▶ Extracted records:
══════════

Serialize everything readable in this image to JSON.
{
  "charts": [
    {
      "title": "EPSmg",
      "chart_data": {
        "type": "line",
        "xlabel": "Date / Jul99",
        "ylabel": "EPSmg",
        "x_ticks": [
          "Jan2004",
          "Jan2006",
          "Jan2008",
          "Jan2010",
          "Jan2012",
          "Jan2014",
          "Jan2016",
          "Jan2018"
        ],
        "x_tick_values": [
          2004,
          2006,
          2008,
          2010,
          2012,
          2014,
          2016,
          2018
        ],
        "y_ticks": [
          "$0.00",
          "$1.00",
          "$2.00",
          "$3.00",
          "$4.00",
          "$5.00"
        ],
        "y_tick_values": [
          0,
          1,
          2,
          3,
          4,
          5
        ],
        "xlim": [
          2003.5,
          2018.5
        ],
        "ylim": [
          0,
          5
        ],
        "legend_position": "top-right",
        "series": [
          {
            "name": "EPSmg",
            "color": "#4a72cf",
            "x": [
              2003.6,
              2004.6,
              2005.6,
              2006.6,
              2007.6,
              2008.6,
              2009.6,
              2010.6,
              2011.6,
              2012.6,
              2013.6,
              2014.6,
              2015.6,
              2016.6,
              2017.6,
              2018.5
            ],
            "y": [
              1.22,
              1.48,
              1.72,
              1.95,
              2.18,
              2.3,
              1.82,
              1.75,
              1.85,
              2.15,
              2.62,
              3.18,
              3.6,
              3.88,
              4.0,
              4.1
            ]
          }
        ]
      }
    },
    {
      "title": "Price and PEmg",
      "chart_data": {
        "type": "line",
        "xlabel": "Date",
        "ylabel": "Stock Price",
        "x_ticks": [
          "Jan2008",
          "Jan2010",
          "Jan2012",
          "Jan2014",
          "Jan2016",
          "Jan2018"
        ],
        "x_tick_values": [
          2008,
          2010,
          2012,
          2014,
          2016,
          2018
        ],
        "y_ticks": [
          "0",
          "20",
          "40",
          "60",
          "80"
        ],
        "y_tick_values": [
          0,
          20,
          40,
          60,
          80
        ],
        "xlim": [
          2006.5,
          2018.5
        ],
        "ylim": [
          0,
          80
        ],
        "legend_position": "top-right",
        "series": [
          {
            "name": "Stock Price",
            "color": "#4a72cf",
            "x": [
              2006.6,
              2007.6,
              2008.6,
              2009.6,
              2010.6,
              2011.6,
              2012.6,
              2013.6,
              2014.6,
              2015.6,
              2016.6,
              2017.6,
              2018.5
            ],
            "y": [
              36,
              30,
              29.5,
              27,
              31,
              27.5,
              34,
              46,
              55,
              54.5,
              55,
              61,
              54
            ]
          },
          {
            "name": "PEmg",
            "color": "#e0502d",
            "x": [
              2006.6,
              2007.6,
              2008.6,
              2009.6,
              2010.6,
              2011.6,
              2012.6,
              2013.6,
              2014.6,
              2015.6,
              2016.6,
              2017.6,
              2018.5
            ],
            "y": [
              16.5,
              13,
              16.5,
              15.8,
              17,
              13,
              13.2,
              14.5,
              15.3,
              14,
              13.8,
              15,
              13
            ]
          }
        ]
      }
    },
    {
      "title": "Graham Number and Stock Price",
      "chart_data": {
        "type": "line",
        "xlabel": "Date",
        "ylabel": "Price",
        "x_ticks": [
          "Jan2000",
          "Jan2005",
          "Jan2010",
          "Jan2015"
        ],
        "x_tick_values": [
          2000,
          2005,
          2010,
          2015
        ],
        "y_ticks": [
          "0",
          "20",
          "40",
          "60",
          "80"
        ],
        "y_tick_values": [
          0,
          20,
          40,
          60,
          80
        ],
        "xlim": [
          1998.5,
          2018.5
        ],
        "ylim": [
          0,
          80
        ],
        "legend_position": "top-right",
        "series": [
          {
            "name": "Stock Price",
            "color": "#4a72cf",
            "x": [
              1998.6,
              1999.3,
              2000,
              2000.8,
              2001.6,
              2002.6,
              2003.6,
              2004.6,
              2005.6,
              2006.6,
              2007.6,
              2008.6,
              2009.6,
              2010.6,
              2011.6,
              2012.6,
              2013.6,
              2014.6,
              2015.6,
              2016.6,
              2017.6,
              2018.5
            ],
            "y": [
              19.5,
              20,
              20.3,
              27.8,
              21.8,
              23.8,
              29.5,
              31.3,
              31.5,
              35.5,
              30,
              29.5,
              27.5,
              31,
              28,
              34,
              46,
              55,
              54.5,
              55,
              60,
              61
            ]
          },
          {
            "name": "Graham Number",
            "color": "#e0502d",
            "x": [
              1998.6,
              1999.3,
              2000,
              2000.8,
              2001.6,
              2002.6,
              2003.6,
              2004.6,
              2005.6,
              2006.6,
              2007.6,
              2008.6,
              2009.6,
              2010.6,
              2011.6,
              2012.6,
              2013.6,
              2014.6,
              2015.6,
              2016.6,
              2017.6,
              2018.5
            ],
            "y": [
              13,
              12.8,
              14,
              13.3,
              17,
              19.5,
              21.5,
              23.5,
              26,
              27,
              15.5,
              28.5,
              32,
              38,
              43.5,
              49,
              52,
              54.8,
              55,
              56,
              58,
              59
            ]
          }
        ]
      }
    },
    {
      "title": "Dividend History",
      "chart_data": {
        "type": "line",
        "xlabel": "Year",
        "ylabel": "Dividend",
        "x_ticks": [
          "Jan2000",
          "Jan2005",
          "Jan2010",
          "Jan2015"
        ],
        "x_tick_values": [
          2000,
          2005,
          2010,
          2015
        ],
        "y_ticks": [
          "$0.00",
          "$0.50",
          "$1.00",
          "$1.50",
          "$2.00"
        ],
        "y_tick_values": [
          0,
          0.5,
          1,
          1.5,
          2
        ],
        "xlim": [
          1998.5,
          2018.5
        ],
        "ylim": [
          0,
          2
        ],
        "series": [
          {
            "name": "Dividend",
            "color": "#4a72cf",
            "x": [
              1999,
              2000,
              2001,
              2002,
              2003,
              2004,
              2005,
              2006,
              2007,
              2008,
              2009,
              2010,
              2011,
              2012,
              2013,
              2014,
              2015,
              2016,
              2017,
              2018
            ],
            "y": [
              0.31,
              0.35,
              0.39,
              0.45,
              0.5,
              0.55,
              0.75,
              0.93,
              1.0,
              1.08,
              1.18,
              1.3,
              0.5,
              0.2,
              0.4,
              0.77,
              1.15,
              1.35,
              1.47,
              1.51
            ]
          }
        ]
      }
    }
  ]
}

══════════

▶ DIRECTIVE: Read through the entries and copy each line in which "title" appears.

▶ TASK RESPONSE:
      "title": "EPSmg",
      "title": "Price and PEmg",
      "title": "Graham Number and Stock Price",
      "title": "Dividend History",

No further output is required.